▶ **Directions**
Where does the string "Details" appear? Copy every line of the entries below that holds it.

▶ **Data for this exercise**
-- Start --
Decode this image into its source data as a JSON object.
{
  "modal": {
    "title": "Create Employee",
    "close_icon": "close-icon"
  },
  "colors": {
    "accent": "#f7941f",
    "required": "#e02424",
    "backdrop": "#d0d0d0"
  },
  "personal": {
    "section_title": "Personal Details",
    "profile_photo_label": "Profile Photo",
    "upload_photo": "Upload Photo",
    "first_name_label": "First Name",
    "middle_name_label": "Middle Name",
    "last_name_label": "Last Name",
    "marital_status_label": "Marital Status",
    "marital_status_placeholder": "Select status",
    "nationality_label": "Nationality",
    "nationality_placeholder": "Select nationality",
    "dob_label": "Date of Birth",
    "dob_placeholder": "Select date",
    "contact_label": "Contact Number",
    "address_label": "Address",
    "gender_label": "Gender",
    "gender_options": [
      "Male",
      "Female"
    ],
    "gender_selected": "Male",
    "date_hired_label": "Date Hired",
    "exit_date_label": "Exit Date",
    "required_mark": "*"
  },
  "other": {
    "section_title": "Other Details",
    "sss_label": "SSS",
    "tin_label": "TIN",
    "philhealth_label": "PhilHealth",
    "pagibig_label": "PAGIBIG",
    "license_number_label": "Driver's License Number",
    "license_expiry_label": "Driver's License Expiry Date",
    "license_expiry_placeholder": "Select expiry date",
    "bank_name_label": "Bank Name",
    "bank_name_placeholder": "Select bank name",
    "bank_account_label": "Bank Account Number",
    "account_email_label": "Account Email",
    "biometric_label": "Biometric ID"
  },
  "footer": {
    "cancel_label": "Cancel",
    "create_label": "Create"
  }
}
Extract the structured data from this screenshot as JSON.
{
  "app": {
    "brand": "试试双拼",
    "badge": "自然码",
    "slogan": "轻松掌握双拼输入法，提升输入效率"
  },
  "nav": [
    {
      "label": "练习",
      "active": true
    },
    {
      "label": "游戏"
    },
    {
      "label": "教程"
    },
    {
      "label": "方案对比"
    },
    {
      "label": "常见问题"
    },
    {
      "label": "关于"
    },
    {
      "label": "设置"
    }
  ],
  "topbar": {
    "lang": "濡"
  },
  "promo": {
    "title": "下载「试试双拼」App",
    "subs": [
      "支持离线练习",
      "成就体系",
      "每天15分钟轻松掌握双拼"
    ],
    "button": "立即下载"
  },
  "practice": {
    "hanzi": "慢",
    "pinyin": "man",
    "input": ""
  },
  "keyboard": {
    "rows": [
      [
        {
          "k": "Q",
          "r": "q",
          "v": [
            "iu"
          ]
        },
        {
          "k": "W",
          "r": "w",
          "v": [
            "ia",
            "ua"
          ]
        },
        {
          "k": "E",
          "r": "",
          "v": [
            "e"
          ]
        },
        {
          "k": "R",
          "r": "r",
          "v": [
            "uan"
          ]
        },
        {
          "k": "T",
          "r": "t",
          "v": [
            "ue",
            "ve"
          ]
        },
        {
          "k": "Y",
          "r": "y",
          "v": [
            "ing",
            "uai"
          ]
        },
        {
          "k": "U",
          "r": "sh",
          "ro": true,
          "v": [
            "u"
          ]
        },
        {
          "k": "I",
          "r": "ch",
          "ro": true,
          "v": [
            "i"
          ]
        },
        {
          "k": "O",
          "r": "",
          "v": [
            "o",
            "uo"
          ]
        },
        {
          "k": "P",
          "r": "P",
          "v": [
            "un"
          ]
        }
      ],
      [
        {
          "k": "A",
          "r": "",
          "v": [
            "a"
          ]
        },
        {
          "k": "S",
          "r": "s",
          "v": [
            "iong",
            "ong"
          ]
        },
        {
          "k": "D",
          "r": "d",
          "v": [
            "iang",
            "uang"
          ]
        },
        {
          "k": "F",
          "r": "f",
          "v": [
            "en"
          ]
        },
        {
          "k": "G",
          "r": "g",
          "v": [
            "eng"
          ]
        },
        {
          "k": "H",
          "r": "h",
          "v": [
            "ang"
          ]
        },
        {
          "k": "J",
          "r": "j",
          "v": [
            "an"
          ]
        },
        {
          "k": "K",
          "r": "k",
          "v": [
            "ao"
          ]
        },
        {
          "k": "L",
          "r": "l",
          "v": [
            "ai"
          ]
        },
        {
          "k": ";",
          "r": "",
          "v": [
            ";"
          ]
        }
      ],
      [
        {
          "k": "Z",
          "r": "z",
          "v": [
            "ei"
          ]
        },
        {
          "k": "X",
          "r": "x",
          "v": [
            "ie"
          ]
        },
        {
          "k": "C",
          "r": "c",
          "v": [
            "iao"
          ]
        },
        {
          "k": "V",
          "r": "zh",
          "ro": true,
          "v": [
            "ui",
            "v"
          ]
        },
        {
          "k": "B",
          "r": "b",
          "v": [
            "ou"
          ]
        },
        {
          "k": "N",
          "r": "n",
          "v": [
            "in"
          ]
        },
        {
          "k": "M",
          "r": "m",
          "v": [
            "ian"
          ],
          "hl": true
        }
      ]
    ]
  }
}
-- End --
▶ **Task answer**
    "section_title": "Personal Details",
    "section_title": "Other Details",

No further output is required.